* [PROBLEM DETAILS]: Copy out every line of the records below word for word, in the same order.

* [SUPPLIED INFORMATION]:
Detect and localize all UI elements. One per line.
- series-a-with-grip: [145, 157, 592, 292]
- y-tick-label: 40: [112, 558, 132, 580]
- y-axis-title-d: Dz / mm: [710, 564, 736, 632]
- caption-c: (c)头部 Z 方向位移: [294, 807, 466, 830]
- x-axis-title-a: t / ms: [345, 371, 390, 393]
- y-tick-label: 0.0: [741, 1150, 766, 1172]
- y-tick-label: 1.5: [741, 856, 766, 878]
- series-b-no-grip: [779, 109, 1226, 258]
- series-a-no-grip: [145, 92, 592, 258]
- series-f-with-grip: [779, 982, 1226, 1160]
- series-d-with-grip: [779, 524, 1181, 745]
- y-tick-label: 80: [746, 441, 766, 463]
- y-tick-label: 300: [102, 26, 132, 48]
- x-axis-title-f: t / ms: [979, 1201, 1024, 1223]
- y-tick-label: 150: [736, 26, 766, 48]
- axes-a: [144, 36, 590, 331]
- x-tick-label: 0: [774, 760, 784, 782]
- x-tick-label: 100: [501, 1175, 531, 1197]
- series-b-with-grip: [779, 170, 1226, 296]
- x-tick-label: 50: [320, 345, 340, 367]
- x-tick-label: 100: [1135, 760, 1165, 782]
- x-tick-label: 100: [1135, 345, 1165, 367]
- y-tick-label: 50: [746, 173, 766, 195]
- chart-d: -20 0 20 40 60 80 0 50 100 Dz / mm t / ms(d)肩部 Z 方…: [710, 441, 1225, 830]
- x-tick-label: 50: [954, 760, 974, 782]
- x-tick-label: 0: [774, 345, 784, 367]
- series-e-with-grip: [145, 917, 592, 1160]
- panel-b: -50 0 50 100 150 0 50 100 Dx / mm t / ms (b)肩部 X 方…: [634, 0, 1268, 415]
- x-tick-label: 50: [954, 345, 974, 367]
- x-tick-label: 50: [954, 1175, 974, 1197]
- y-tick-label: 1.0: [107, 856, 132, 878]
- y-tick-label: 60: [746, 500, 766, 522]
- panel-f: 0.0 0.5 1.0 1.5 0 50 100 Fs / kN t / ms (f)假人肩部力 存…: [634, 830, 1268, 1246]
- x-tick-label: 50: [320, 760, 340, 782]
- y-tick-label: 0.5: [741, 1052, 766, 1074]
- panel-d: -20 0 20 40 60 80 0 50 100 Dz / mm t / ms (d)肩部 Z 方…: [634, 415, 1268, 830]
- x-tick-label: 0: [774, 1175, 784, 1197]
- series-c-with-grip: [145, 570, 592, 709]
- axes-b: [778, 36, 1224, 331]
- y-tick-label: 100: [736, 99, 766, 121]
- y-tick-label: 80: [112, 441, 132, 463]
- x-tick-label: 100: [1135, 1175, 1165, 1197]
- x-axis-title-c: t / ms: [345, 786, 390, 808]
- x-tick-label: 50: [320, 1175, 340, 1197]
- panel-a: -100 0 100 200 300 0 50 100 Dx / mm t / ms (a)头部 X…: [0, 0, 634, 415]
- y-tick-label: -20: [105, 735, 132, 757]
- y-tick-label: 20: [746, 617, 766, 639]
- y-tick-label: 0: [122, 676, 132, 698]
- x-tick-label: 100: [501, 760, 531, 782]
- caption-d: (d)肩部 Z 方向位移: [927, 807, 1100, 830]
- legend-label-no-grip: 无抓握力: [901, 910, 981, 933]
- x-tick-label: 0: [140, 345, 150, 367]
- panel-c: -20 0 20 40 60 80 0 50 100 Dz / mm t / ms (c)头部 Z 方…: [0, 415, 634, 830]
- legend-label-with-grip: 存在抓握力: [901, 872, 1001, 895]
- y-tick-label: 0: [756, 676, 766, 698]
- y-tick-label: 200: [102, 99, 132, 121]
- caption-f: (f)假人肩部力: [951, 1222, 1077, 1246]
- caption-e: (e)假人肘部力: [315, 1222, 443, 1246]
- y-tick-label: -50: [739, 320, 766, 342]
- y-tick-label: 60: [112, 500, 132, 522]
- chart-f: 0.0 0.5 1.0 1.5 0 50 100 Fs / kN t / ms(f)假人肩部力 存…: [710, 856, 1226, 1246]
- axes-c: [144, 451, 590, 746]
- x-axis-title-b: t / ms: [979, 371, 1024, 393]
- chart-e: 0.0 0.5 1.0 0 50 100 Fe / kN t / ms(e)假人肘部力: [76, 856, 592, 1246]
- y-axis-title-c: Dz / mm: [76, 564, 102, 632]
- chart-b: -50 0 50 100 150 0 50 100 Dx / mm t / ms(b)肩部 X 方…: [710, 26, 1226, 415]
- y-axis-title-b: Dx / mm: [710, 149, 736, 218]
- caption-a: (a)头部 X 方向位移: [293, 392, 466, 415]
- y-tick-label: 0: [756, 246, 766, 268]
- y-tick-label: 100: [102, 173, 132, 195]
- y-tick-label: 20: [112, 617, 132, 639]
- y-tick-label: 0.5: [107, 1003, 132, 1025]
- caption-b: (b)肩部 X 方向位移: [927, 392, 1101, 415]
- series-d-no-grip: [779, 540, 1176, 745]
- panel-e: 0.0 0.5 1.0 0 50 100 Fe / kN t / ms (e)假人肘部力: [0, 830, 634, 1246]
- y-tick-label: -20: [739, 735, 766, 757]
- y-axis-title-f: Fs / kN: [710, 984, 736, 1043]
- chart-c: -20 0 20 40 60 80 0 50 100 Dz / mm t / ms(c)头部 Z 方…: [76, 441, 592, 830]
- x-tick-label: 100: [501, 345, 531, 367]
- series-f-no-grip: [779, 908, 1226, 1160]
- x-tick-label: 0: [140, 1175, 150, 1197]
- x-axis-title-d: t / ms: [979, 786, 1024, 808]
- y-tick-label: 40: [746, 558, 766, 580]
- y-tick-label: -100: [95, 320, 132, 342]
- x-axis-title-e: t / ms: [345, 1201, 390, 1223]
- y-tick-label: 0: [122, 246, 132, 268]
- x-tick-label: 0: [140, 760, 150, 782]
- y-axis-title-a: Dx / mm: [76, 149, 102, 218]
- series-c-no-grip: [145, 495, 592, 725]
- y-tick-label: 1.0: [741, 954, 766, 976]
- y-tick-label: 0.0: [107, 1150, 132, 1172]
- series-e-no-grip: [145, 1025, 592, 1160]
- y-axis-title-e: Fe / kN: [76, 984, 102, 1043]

* [EXERCISE ANSWER]:
Detect and localize all UI elements. One per line.
- series-a-with-grip: [145, 157, 592, 292]
- y-tick-label: 40: [112, 558, 132, 580]
- y-axis-title-d: Dz / mm: [710, 564, 736, 632]
- caption-c: (c)头部 Z 方向位移: [294, 807, 466, 830]
- x-axis-title-a: t / ms: [345, 371, 390, 393]
- y-tick-label: 0.0: [741, 1150, 766, 1172]
- y-tick-label: 1.5: [741, 856, 766, 878]
- series-b-no-grip: [779, 109, 1226, 258]
- series-a-no-grip: [145, 92, 592, 258]
- series-f-with-grip: [779, 982, 1226, 1160]
- series-d-with-grip: [779, 524, 1181, 745]
- y-tick-label: 80: [746, 441, 766, 463]
- y-tick-label: 300: [102, 26, 132, 48]
- x-axis-title-f: t / ms: [979, 1201, 1024, 1223]
- y-tick-label: 150: [736, 26, 766, 48]
- axes-a: [144, 36, 590, 331]
- x-tick-label: 0: [774, 760, 784, 782]
- x-tick-label: 100: [501, 1175, 531, 1197]
- series-b-with-grip: [779, 170, 1226, 296]
- x-tick-label: 50: [320, 345, 340, 367]
- x-tick-label: 100: [1135, 760, 1165, 782]
- x-tick-label: 100: [1135, 345, 1165, 367]
- y-tick-label: 50: [746, 173, 766, 195]
- chart-d: -20 0 20 40 60 80 0 50 100 Dz / mm t / ms(d)肩部 Z 方…: [710, 441, 1225, 830]
- x-tick-label: 50: [954, 760, 974, 782]
- x-tick-label: 0: [774, 345, 784, 367]
- series-e-with-grip: [145, 917, 592, 1160]
- panel-b: -50 0 50 100 150 0 50 100 Dx / mm t / ms (b)肩部 X 方…: [634, 0, 1268, 415]
- x-tick-label: 50: [954, 345, 974, 367]
- x-tick-label: 50: [954, 1175, 974, 1197]
- y-tick-label: 1.0: [107, 856, 132, 878]
- y-tick-label: 60: [746, 500, 766, 522]
- panel-f: 0.0 0.5 1.0 1.5 0 50 100 Fs / kN t / ms (f)假人肩部力 存…: [634, 830, 1268, 1246]
- x-tick-label: 50: [320, 760, 340, 782]
- y-tick-label: 0.5: [741, 1052, 766, 1074]
- panel-d: -20 0 20 40 60 80 0 50 100 Dz / mm t / ms (d)肩部 Z 方…: [634, 415, 1268, 830]
- x-tick-label: 0: [774, 1175, 784, 1197]
- series-c-with-grip: [145, 570, 592, 709]
- axes-b: [778, 36, 1224, 331]
- y-tick-label: 100: [736, 99, 766, 121]
- y-tick-label: 80: [112, 441, 132, 463]
- x-tick-label: 100: [1135, 1175, 1165, 1197]
- x-axis-title-c: t / ms: [345, 786, 390, 808]
- x-tick-label: 50: [320, 1175, 340, 1197]
- panel-a: -100 0 100 200 300 0 50 100 Dx / mm t / ms (a)头部 X…: [0, 0, 634, 415]
- y-tick-label: -20: [105, 735, 132, 757]
- y-tick-label: 20: [746, 617, 766, 639]
- y-tick-label: 0: [122, 676, 132, 698]
- x-tick-label: 100: [501, 760, 531, 782]
- caption-d: (d)肩部 Z 方向位移: [927, 807, 1100, 830]
- legend-label-no-grip: 无抓握力: [901, 910, 981, 933]
- x-tick-label: 0: [140, 345, 150, 367]
- panel-c: -20 0 20 40 60 80 0 50 100 Dz / mm t / ms (c)头部 Z 方…: [0, 415, 634, 830]
- legend-label-with-grip: 存在抓握力: [901, 872, 1001, 895]
- y-tick-label: 0: [756, 676, 766, 698]
- y-tick-label: 200: [102, 99, 132, 121]
- caption-f: (f)假人肩部力: [951, 1222, 1077, 1246]
- caption-e: (e)假人肘部力: [315, 1222, 443, 1246]
- y-tick-label: -50: [739, 320, 766, 342]
- y-tick-label: 60: [112, 500, 132, 522]
- chart-f: 0.0 0.5 1.0 1.5 0 50 100 Fs / kN t / ms(f)假人肩部力 存…: [710, 856, 1226, 1246]
- axes-c: [144, 451, 590, 746]
- x-axis-title-b: t / ms: [979, 371, 1024, 393]
- chart-e: 0.0 0.5 1.0 0 50 100 Fe / kN t / ms(e)假人肘部力: [76, 856, 592, 1246]
- y-axis-title-c: Dz / mm: [76, 564, 102, 632]
- chart-b: -50 0 50 100 150 0 50 100 Dx / mm t / ms(b)肩部 X 方…: [710, 26, 1226, 415]
- y-axis-title-b: Dx / mm: [710, 149, 736, 218]
- caption-a: (a)头部 X 方向位移: [293, 392, 466, 415]
- y-tick-label: 0: [756, 246, 766, 268]
- y-tick-label: 100: [102, 173, 132, 195]
- y-tick-label: 20: [112, 617, 132, 639]
- y-tick-label: 0.5: [107, 1003, 132, 1025]
- caption-b: (b)肩部 X 方向位移: [927, 392, 1101, 415]
- series-d-no-grip: [779, 540, 1176, 745]
- panel-e: 0.0 0.5 1.0 0 50 100 Fe / kN t / ms (e)假人肘部力: [0, 830, 634, 1246]
- y-tick-label: -20: [739, 735, 766, 757]
- y-axis-title-f: Fs / kN: [710, 984, 736, 1043]
- chart-c: -20 0 20 40 60 80 0 50 100 Dz / mm t / ms(c)头部 Z 方…: [76, 441, 592, 830]
- x-tick-label: 100: [501, 345, 531, 367]
- series-f-no-grip: [779, 908, 1226, 1160]
- x-tick-label: 0: [140, 1175, 150, 1197]
- x-axis-title-d: t / ms: [979, 786, 1024, 808]
- y-tick-label: 40: [746, 558, 766, 580]
- y-tick-label: -100: [95, 320, 132, 342]
- x-axis-title-e: t / ms: [345, 1201, 390, 1223]
- y-tick-label: 0: [122, 246, 132, 268]
- x-tick-label: 0: [140, 760, 150, 782]
- y-axis-title-a: Dx / mm: [76, 149, 102, 218]
- series-c-no-grip: [145, 495, 592, 725]
- y-tick-label: 1.0: [741, 954, 766, 976]
- y-tick-label: 0.0: [107, 1150, 132, 1172]
- series-e-no-grip: [145, 1025, 592, 1160]
- y-axis-title-e: Fe / kN: [76, 984, 102, 1043]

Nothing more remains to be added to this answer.